====== Listed entries ======

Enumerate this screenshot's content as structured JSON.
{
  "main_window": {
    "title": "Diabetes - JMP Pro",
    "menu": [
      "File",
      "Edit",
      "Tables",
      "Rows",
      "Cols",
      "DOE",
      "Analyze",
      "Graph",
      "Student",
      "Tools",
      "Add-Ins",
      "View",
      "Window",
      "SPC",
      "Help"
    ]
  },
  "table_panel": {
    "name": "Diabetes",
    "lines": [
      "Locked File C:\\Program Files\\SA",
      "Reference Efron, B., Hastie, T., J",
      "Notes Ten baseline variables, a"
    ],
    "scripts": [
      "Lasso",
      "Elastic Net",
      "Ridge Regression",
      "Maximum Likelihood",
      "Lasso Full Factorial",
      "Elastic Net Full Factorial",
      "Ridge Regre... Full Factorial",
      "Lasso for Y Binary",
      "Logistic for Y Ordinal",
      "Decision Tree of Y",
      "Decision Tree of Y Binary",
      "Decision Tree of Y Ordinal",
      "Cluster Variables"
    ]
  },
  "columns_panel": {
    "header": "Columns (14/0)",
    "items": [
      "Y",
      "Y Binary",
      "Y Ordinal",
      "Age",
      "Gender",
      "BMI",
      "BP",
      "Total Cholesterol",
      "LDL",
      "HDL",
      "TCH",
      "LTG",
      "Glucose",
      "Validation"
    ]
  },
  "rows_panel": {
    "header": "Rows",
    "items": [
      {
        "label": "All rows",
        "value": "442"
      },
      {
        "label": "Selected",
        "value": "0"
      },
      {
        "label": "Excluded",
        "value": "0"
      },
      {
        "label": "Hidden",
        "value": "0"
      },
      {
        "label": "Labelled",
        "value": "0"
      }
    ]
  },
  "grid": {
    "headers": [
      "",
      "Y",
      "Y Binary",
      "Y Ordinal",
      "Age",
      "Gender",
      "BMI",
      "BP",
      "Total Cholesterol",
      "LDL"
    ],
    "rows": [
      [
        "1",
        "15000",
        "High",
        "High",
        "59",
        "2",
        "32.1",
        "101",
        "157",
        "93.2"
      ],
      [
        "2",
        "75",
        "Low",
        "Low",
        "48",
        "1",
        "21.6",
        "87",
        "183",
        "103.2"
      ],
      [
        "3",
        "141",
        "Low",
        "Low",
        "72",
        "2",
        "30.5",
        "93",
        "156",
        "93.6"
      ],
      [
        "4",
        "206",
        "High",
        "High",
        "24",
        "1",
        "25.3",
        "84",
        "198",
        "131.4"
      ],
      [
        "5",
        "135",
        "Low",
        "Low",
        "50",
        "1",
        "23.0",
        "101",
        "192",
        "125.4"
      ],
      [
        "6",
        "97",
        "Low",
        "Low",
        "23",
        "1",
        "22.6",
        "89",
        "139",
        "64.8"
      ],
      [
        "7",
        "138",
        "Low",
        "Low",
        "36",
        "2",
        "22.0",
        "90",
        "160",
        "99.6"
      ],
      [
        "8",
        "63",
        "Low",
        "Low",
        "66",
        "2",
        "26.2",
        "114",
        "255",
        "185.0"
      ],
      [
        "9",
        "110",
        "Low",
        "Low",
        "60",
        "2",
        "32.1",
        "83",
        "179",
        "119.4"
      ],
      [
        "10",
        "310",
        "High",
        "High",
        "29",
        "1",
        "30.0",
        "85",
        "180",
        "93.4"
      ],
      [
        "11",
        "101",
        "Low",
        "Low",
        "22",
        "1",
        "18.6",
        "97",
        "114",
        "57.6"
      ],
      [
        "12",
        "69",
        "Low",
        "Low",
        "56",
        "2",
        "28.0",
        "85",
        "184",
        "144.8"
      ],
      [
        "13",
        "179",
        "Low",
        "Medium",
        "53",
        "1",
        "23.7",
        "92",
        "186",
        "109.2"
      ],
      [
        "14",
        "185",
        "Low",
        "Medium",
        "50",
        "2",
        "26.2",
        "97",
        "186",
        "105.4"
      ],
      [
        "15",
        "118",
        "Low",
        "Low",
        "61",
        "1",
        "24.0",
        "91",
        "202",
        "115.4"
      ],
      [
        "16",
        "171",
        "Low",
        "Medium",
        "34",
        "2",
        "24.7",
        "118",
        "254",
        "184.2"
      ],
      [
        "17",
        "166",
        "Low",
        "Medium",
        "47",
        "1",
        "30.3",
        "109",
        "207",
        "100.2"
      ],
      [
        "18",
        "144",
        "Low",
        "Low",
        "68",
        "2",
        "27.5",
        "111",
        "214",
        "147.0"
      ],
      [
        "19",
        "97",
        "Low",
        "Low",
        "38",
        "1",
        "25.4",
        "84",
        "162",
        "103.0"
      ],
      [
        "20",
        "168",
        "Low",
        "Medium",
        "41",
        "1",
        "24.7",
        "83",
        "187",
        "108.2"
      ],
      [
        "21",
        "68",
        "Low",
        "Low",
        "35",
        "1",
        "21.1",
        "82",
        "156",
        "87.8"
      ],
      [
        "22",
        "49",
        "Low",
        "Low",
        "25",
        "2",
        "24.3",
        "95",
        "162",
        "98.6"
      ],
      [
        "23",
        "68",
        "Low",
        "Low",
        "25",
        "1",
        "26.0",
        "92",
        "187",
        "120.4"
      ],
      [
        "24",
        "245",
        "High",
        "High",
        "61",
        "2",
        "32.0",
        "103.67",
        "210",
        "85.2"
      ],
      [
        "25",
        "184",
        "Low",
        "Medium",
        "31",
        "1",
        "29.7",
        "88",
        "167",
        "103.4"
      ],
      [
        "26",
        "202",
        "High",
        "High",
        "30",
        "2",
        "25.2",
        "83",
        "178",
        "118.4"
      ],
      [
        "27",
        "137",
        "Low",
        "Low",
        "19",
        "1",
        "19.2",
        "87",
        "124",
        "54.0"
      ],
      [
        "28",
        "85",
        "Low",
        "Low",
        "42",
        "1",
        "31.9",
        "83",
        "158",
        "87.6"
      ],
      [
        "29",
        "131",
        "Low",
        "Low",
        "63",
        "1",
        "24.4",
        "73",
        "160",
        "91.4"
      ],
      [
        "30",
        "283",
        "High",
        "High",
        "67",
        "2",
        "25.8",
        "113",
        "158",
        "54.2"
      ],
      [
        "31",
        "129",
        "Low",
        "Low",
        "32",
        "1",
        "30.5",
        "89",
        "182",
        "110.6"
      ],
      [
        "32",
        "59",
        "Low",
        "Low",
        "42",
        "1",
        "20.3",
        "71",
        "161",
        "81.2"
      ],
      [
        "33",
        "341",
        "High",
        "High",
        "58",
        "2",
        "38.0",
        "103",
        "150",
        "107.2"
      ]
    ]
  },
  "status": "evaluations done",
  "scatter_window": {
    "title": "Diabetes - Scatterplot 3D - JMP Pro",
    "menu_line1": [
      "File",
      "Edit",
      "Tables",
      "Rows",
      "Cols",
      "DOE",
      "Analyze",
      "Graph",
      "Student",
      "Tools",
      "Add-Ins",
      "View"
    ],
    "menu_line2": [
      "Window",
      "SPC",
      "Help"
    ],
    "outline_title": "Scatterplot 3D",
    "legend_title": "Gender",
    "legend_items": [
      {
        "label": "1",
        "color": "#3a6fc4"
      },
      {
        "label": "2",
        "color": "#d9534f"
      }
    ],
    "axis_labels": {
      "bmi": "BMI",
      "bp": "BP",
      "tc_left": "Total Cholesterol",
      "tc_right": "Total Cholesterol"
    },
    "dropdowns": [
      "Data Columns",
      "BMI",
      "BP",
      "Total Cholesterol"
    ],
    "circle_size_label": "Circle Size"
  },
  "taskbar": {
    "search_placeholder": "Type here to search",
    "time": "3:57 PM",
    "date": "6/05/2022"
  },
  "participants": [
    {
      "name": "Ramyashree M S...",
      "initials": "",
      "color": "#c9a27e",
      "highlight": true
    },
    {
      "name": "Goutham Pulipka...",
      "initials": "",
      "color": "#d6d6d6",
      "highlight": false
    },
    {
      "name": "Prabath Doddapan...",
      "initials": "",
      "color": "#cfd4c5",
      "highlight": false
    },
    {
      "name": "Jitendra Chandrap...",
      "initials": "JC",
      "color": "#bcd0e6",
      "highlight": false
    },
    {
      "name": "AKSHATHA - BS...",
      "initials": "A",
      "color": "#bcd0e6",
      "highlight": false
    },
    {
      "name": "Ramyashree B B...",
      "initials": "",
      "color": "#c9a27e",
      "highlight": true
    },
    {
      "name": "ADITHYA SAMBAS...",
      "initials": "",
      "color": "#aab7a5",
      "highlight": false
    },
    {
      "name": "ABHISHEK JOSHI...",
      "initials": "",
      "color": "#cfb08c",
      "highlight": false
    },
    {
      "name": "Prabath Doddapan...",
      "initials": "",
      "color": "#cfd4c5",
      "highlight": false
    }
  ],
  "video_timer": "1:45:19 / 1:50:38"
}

======

Task requirements. What is the number of lines containing "Decision"? Give that number only.

Output for this exercise. 3